▶ **Problem to solve**
Every record must come back unchanged, apart from the pictures, which are dropped.

Excerpts from a transcription dataset:

- - - -

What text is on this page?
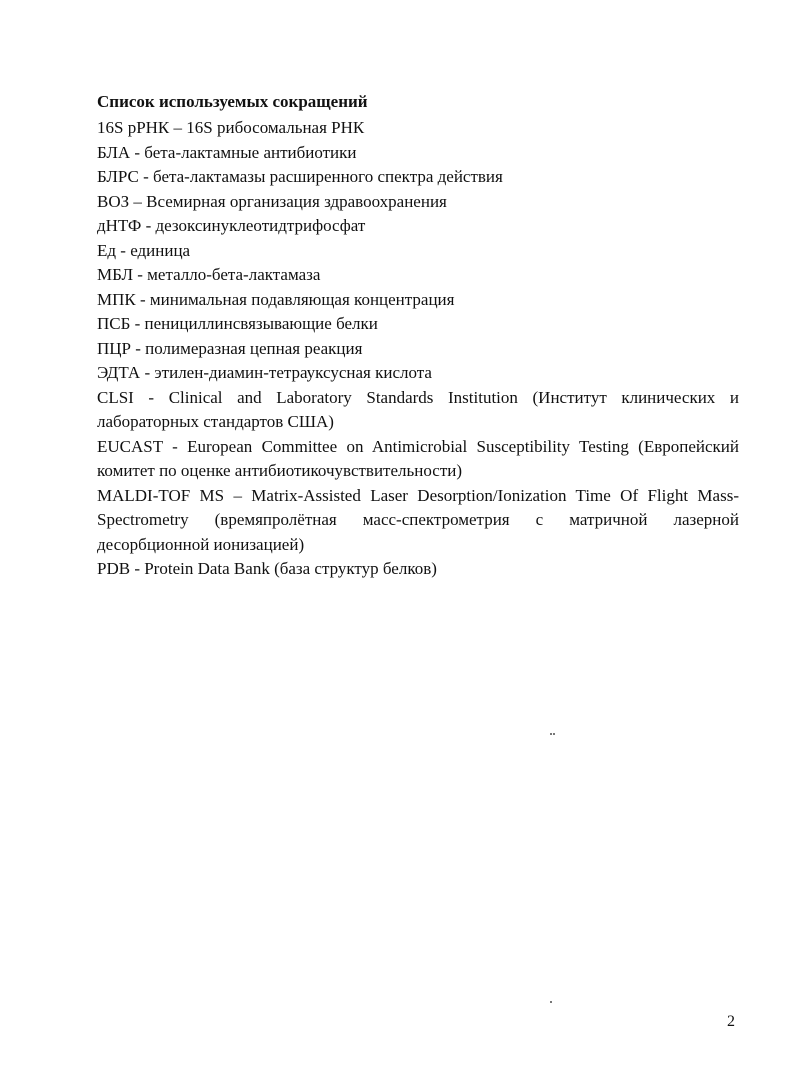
Список используемых сокращений
16S рРНК – 16S рибосомальная РНК
БЛА - бета-лактамные антибиотики
БЛРС - бета-лактамазы расширенного спектра действия
ВОЗ – Всемирная организация здравоохранения
дНТФ - дезоксинуклеотидтрифосфат
Ед - единица
МБЛ - металло-бета-лактамаза
МПК - минимальная подавляющая концентрация
ПСБ - пенициллинсвязывающие белки
ПЦР - полимеразная цепная реакция
ЭДТА - этилен-диамин-тетрауксусная кислота
CLSI - Clinical and Laboratory Standards Institution (Институт клинических и лабораторных стандартов США)
EUCAST - European Committee on Antimicrobial Susceptibility Testing (Европейский комитет по оценке антибиотикочувствительности)
MALDI-TOF MS – Matrix-Assisted Laser Desorption/Ionization Time Of Flight Mass-Spectrometry (времяпролётная масс-спектрометрия с матричной лазерной десорбционной ионизацией)
PDB - Protein Data Bank (база структур белков)
2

- - - -

▶ **Written response**
What text is on this page?
Список используемых сокращений
16S рРНК – 16S рибосомальная РНК
БЛА - бета-лактамные антибиотики
БЛРС - бета-лактамазы расширенного спектра действия
ВОЗ – Всемирная организация здравоохранения
дНТФ - дезоксинуклеотидтрифосфат
Ед - единица
МБЛ - металло-бета-лактамаза
МПК - минимальная подавляющая концентрация
ПСБ - пенициллинсвязывающие белки
ПЦР - полимеразная цепная реакция
ЭДТА - этилен-диамин-тетрауксусная кислота
CLSI - Clinical and Laboratory Standards Institution (Институт клинических и лабораторных стандартов США)
EUCAST - European Committee on Antimicrobial Susceptibility Testing (Европейский комитет по оценке антибиотикочувствительности)
MALDI-TOF MS – Matrix-Assisted Laser Desorption/Ionization Time Of Flight Mass-Spectrometry (времяпролётная масс-спектрометрия с матричной лазерной десорбционной ионизацией)
PDB - Protein Data Bank (база структур белков)
2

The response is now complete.